# The problem
Pictures do not belong in the copy, so please give every entry below again exactly.

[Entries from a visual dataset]
↓

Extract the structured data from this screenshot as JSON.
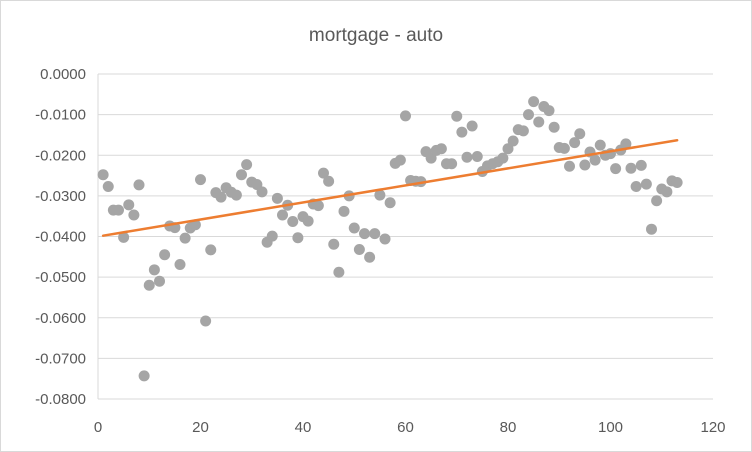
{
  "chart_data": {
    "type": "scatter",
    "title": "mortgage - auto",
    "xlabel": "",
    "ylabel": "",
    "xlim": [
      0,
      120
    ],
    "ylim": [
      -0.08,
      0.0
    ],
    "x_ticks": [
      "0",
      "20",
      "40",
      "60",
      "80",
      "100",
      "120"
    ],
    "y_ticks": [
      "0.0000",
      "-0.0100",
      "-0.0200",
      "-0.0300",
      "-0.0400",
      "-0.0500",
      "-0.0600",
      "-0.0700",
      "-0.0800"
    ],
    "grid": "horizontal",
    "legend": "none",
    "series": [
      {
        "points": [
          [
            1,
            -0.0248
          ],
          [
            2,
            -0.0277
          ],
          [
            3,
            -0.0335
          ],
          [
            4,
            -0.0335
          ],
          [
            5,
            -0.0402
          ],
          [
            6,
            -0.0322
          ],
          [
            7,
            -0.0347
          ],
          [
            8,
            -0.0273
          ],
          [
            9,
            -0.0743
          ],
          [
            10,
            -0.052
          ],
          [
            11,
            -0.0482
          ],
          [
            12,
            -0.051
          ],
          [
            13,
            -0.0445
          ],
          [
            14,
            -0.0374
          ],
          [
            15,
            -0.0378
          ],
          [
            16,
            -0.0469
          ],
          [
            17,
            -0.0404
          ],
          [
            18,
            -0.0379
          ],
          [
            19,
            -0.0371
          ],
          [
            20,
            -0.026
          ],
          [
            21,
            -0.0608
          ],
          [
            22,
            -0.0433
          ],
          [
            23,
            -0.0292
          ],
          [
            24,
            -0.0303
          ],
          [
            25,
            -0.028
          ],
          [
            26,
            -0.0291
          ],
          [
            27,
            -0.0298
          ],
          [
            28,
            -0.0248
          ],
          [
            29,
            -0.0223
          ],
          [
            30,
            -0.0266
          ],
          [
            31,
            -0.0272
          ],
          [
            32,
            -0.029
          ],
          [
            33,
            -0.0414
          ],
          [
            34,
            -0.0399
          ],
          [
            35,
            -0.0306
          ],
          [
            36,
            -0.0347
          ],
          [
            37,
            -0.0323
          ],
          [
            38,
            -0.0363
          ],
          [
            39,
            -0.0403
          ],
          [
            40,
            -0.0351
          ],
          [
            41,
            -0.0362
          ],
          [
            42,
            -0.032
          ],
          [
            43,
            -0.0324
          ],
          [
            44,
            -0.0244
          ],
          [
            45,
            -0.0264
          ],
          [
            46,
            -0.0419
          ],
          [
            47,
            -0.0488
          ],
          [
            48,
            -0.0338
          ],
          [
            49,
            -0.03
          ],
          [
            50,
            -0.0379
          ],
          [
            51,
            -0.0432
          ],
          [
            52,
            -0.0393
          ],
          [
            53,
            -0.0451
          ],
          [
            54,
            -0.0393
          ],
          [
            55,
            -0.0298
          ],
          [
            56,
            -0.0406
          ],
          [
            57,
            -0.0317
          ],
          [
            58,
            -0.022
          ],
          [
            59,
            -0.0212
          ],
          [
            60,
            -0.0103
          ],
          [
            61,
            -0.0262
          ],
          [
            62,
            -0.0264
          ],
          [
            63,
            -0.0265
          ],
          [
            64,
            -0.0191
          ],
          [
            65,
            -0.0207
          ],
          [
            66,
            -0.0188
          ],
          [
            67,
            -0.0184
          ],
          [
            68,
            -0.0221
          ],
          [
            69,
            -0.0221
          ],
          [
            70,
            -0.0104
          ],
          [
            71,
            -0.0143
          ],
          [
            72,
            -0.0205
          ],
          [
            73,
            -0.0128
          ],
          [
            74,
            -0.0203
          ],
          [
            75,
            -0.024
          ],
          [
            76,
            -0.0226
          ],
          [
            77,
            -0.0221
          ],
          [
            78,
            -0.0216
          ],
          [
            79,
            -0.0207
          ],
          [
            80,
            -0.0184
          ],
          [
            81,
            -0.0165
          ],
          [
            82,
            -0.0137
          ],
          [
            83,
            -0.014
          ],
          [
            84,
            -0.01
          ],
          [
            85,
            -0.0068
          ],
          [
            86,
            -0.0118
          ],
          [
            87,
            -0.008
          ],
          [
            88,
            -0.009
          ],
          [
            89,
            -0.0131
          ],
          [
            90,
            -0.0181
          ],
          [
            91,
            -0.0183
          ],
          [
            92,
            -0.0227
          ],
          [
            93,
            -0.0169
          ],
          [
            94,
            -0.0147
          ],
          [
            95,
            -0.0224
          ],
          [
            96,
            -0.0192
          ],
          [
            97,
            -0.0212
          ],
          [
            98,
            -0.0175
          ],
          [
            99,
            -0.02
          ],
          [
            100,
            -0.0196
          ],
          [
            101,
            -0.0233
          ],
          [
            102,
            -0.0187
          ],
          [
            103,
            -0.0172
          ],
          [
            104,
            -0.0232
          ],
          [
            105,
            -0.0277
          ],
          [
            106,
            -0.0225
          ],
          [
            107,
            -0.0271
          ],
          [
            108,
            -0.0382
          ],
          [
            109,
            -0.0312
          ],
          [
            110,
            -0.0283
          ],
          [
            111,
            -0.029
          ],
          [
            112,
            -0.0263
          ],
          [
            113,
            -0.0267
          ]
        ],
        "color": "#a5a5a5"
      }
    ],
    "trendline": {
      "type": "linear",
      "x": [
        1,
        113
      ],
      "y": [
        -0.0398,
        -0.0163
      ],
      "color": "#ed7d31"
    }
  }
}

↑

# Finished exercise
Extract the structured data from this screenshot as JSON.
{
  "chart_data": {
    "type": "scatter",
    "title": "mortgage - auto",
    "xlabel": "",
    "ylabel": "",
    "xlim": [
      0,
      120
    ],
    "ylim": [
      -0.08,
      0.0
    ],
    "x_ticks": [
      "0",
      "20",
      "40",
      "60",
      "80",
      "100",
      "120"
    ],
    "y_ticks": [
      "0.0000",
      "-0.0100",
      "-0.0200",
      "-0.0300",
      "-0.0400",
      "-0.0500",
      "-0.0600",
      "-0.0700",
      "-0.0800"
    ],
    "grid": "horizontal",
    "legend": "none",
    "series": [
      {
        "points": [
          [
            1,
            -0.0248
          ],
          [
            2,
            -0.0277
          ],
          [
            3,
            -0.0335
          ],
          [
            4,
            -0.0335
          ],
          [
            5,
            -0.0402
          ],
          [
            6,
            -0.0322
          ],
          [
            7,
            -0.0347
          ],
          [
            8,
            -0.0273
          ],
          [
            9,
            -0.0743
          ],
          [
            10,
            -0.052
          ],
          [
            11,
            -0.0482
          ],
          [
            12,
            -0.051
          ],
          [
            13,
            -0.0445
          ],
          [
            14,
            -0.0374
          ],
          [
            15,
            -0.0378
          ],
          [
            16,
            -0.0469
          ],
          [
            17,
            -0.0404
          ],
          [
            18,
            -0.0379
          ],
          [
            19,
            -0.0371
          ],
          [
            20,
            -0.026
          ],
          [
            21,
            -0.0608
          ],
          [
            22,
            -0.0433
          ],
          [
            23,
            -0.0292
          ],
          [
            24,
            -0.0303
          ],
          [
            25,
            -0.028
          ],
          [
            26,
            -0.0291
          ],
          [
            27,
            -0.0298
          ],
          [
            28,
            -0.0248
          ],
          [
            29,
            -0.0223
          ],
          [
            30,
            -0.0266
          ],
          [
            31,
            -0.0272
          ],
          [
            32,
            -0.029
          ],
          [
            33,
            -0.0414
          ],
          [
            34,
            -0.0399
          ],
          [
            35,
            -0.0306
          ],
          [
            36,
            -0.0347
          ],
          [
            37,
            -0.0323
          ],
          [
            38,
            -0.0363
          ],
          [
            39,
            -0.0403
          ],
          [
            40,
            -0.0351
          ],
          [
            41,
            -0.0362
          ],
          [
            42,
            -0.032
          ],
          [
            43,
            -0.0324
          ],
          [
            44,
            -0.0244
          ],
          [
            45,
            -0.0264
          ],
          [
            46,
            -0.0419
          ],
          [
            47,
            -0.0488
          ],
          [
            48,
            -0.0338
          ],
          [
            49,
            -0.03
          ],
          [
            50,
            -0.0379
          ],
          [
            51,
            -0.0432
          ],
          [
            52,
            -0.0393
          ],
          [
            53,
            -0.0451
          ],
          [
            54,
            -0.0393
          ],
          [
            55,
            -0.0298
          ],
          [
            56,
            -0.0406
          ],
          [
            57,
            -0.0317
          ],
          [
            58,
            -0.022
          ],
          [
            59,
            -0.0212
          ],
          [
            60,
            -0.0103
          ],
          [
            61,
            -0.0262
          ],
          [
            62,
            -0.0264
          ],
          [
            63,
            -0.0265
          ],
          [
            64,
            -0.0191
          ],
          [
            65,
            -0.0207
          ],
          [
            66,
            -0.0188
          ],
          [
            67,
            -0.0184
          ],
          [
            68,
            -0.0221
          ],
          [
            69,
            -0.0221
          ],
          [
            70,
            -0.0104
          ],
          [
            71,
            -0.0143
          ],
          [
            72,
            -0.0205
          ],
          [
            73,
            -0.0128
          ],
          [
            74,
            -0.0203
          ],
          [
            75,
            -0.024
          ],
          [
            76,
            -0.0226
          ],
          [
            77,
            -0.0221
          ],
          [
            78,
            -0.0216
          ],
          [
            79,
            -0.0207
          ],
          [
            80,
            -0.0184
          ],
          [
            81,
            -0.0165
          ],
          [
            82,
            -0.0137
          ],
          [
            83,
            -0.014
          ],
          [
            84,
            -0.01
          ],
          [
            85,
            -0.0068
          ],
          [
            86,
            -0.0118
          ],
          [
            87,
            -0.008
          ],
          [
            88,
            -0.009
          ],
          [
            89,
            -0.0131
          ],
          [
            90,
            -0.0181
          ],
          [
            91,
            -0.0183
          ],
          [
            92,
            -0.0227
          ],
          [
            93,
            -0.0169
          ],
          [
            94,
            -0.0147
          ],
          [
            95,
            -0.0224
          ],
          [
            96,
            -0.0192
          ],
          [
            97,
            -0.0212
          ],
          [
            98,
            -0.0175
          ],
          [
            99,
            -0.02
          ],
          [
            100,
            -0.0196
          ],
          [
            101,
            -0.0233
          ],
          [
            102,
            -0.0187
          ],
          [
            103,
            -0.0172
          ],
          [
            104,
            -0.0232
          ],
          [
            105,
            -0.0277
          ],
          [
            106,
            -0.0225
          ],
          [
            107,
            -0.0271
          ],
          [
            108,
            -0.0382
          ],
          [
            109,
            -0.0312
          ],
          [
            110,
            -0.0283
          ],
          [
            111,
            -0.029
          ],
          [
            112,
            -0.0263
          ],
          [
            113,
            -0.0267
          ]
        ],
        "color": "#a5a5a5"
      }
    ],
    "trendline": {
      "type": "linear",
      "x": [
        1,
        113
      ],
      "y": [
        -0.0398,
        -0.0163
      ],
      "color": "#ed7d31"
    }
  }
}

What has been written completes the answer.